▶ What needs to be done
Give the material again in full, matching it exactly.

** start of Records shown **

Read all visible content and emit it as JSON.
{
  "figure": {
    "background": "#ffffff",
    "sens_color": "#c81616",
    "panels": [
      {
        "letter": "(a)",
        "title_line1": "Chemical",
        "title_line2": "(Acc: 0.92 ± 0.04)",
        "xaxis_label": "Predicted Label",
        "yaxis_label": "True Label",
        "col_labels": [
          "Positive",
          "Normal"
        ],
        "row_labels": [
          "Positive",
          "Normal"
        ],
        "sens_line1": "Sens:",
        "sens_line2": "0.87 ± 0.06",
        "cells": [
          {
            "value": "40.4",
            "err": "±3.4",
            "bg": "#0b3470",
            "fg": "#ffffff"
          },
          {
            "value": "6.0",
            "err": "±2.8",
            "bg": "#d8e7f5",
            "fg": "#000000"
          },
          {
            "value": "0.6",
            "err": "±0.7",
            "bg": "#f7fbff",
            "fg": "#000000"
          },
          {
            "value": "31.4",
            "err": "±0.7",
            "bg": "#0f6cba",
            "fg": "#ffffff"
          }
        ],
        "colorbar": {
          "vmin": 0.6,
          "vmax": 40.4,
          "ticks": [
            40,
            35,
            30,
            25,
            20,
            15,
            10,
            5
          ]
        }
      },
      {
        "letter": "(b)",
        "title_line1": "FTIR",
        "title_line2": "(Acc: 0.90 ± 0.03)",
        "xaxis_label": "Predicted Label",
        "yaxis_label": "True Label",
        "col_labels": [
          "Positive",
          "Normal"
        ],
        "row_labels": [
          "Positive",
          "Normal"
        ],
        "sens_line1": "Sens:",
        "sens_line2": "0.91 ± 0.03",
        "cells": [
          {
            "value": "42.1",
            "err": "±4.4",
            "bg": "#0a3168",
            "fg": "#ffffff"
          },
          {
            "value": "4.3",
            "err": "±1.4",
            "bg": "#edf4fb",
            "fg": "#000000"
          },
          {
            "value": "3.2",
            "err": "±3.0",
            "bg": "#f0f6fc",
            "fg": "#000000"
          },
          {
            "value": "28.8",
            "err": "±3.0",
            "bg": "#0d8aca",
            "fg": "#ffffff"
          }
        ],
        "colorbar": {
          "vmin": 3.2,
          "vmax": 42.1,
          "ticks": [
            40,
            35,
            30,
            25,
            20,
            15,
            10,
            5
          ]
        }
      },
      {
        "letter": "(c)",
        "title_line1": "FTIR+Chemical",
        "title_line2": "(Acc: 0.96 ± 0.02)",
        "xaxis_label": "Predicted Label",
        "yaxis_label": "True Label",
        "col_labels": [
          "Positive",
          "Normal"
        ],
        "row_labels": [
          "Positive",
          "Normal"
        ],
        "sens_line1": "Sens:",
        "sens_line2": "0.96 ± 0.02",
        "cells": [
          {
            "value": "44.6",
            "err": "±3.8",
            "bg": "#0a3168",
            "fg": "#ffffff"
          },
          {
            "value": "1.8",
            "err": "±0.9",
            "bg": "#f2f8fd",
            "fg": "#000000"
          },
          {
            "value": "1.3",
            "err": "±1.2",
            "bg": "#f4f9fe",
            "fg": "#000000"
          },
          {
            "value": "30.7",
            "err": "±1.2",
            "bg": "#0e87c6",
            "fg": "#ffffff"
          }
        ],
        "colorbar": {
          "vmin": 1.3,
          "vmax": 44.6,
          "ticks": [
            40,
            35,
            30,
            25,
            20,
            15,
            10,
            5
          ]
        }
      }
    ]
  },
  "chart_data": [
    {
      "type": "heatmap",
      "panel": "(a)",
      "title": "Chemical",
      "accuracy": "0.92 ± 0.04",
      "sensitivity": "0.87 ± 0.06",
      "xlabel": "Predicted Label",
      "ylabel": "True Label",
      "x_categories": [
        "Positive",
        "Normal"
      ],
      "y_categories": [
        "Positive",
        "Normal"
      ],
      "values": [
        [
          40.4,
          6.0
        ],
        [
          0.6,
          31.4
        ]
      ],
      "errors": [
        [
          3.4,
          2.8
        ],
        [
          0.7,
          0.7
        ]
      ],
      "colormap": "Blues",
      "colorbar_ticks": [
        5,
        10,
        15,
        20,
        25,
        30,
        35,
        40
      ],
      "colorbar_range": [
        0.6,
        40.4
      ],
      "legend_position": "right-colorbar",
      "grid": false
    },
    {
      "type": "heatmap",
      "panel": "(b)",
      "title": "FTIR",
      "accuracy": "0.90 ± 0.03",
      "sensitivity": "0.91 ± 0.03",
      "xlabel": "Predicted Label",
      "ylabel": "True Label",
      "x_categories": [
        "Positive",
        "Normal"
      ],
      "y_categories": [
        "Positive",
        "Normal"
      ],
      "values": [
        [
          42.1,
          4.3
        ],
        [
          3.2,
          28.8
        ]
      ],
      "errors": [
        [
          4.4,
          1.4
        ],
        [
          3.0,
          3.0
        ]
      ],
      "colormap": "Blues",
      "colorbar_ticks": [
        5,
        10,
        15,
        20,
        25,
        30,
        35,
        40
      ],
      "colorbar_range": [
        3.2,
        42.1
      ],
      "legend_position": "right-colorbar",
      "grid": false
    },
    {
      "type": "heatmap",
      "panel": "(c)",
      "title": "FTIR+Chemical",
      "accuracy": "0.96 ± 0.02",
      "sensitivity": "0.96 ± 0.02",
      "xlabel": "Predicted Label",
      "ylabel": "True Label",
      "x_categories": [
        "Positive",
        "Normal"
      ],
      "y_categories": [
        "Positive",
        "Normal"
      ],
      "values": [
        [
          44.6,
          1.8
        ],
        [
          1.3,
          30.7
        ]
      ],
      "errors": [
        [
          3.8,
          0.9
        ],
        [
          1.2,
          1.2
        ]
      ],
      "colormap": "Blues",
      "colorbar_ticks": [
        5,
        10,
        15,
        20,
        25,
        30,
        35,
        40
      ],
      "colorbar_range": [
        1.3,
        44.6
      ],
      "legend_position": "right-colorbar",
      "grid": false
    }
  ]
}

** end of Records shown **

▶ Expected answer
Read all visible content and emit it as JSON.
{
  "figure": {
    "background": "#ffffff",
    "sens_color": "#c81616",
    "panels": [
      {
        "letter": "(a)",
        "title_line1": "Chemical",
        "title_line2": "(Acc: 0.92 ± 0.04)",
        "xaxis_label": "Predicted Label",
        "yaxis_label": "True Label",
        "col_labels": [
          "Positive",
          "Normal"
        ],
        "row_labels": [
          "Positive",
          "Normal"
        ],
        "sens_line1": "Sens:",
        "sens_line2": "0.87 ± 0.06",
        "cells": [
          {
            "value": "40.4",
            "err": "±3.4",
            "bg": "#0b3470",
            "fg": "#ffffff"
          },
          {
            "value": "6.0",
            "err": "±2.8",
            "bg": "#d8e7f5",
            "fg": "#000000"
          },
          {
            "value": "0.6",
            "err": "±0.7",
            "bg": "#f7fbff",
            "fg": "#000000"
          },
          {
            "value": "31.4",
            "err": "±0.7",
            "bg": "#0f6cba",
            "fg": "#ffffff"
          }
        ],
        "colorbar": {
          "vmin": 0.6,
          "vmax": 40.4,
          "ticks": [
            40,
            35,
            30,
            25,
            20,
            15,
            10,
            5
          ]
        }
      },
      {
        "letter": "(b)",
        "title_line1": "FTIR",
        "title_line2": "(Acc: 0.90 ± 0.03)",
        "xaxis_label": "Predicted Label",
        "yaxis_label": "True Label",
        "col_labels": [
          "Positive",
          "Normal"
        ],
        "row_labels": [
          "Positive",
          "Normal"
        ],
        "sens_line1": "Sens:",
        "sens_line2": "0.91 ± 0.03",
        "cells": [
          {
            "value": "42.1",
            "err": "±4.4",
            "bg": "#0a3168",
            "fg": "#ffffff"
          },
          {
            "value": "4.3",
            "err": "±1.4",
            "bg": "#edf4fb",
            "fg": "#000000"
          },
          {
            "value": "3.2",
            "err": "±3.0",
            "bg": "#f0f6fc",
            "fg": "#000000"
          },
          {
            "value": "28.8",
            "err": "±3.0",
            "bg": "#0d8aca",
            "fg": "#ffffff"
          }
        ],
        "colorbar": {
          "vmin": 3.2,
          "vmax": 42.1,
          "ticks": [
            40,
            35,
            30,
            25,
            20,
            15,
            10,
            5
          ]
        }
      },
      {
        "letter": "(c)",
        "title_line1": "FTIR+Chemical",
        "title_line2": "(Acc: 0.96 ± 0.02)",
        "xaxis_label": "Predicted Label",
        "yaxis_label": "True Label",
        "col_labels": [
          "Positive",
          "Normal"
        ],
        "row_labels": [
          "Positive",
          "Normal"
        ],
        "sens_line1": "Sens:",
        "sens_line2": "0.96 ± 0.02",
        "cells": [
          {
            "value": "44.6",
            "err": "±3.8",
            "bg": "#0a3168",
            "fg": "#ffffff"
          },
          {
            "value": "1.8",
            "err": "±0.9",
            "bg": "#f2f8fd",
            "fg": "#000000"
          },
          {
            "value": "1.3",
            "err": "±1.2",
            "bg": "#f4f9fe",
            "fg": "#000000"
          },
          {
            "value": "30.7",
            "err": "±1.2",
            "bg": "#0e87c6",
            "fg": "#ffffff"
          }
        ],
        "colorbar": {
          "vmin": 1.3,
          "vmax": 44.6,
          "ticks": [
            40,
            35,
            30,
            25,
            20,
            15,
            10,
            5
          ]
        }
      }
    ]
  },
  "chart_data": [
    {
      "type": "heatmap",
      "panel": "(a)",
      "title": "Chemical",
      "accuracy": "0.92 ± 0.04",
      "sensitivity": "0.87 ± 0.06",
      "xlabel": "Predicted Label",
      "ylabel": "True Label",
      "x_categories": [
        "Positive",
        "Normal"
      ],
      "y_categories": [
        "Positive",
        "Normal"
      ],
      "values": [
        [
          40.4,
          6.0
        ],
        [
          0.6,
          31.4
        ]
      ],
      "errors": [
        [
          3.4,
          2.8
        ],
        [
          0.7,
          0.7
        ]
      ],
      "colormap": "Blues",
      "colorbar_ticks": [
        5,
        10,
        15,
        20,
        25,
        30,
        35,
        40
      ],
      "colorbar_range": [
        0.6,
        40.4
      ],
      "legend_position": "right-colorbar",
      "grid": false
    },
    {
      "type": "heatmap",
      "panel": "(b)",
      "title": "FTIR",
      "accuracy": "0.90 ± 0.03",
      "sensitivity": "0.91 ± 0.03",
      "xlabel": "Predicted Label",
      "ylabel": "True Label",
      "x_categories": [
        "Positive",
        "Normal"
      ],
      "y_categories": [
        "Positive",
        "Normal"
      ],
      "values": [
        [
          42.1,
          4.3
        ],
        [
          3.2,
          28.8
        ]
      ],
      "errors": [
        [
          4.4,
          1.4
        ],
        [
          3.0,
          3.0
        ]
      ],
      "colormap": "Blues",
      "colorbar_ticks": [
        5,
        10,
        15,
        20,
        25,
        30,
        35,
        40
      ],
      "colorbar_range": [
        3.2,
        42.1
      ],
      "legend_position": "right-colorbar",
      "grid": false
    },
    {
      "type": "heatmap",
      "panel": "(c)",
      "title": "FTIR+Chemical",
      "accuracy": "0.96 ± 0.02",
      "sensitivity": "0.96 ± 0.02",
      "xlabel": "Predicted Label",
      "ylabel": "True Label",
      "x_categories": [
        "Positive",
        "Normal"
      ],
      "y_categories": [
        "Positive",
        "Normal"
      ],
      "values": [
        [
          44.6,
          1.8
        ],
        [
          1.3,
          30.7
        ]
      ],
      "errors": [
        [
          3.8,
          0.9
        ],
        [
          1.2,
          1.2
        ]
      ],
      "colormap": "Blues",
      "colorbar_ticks": [
        5,
        10,
        15,
        20,
        25,
        30,
        35,
        40
      ],
      "colorbar_range": [
        1.3,
        44.6
      ],
      "legend_position": "right-colorbar",
      "grid": false
    }
  ]
}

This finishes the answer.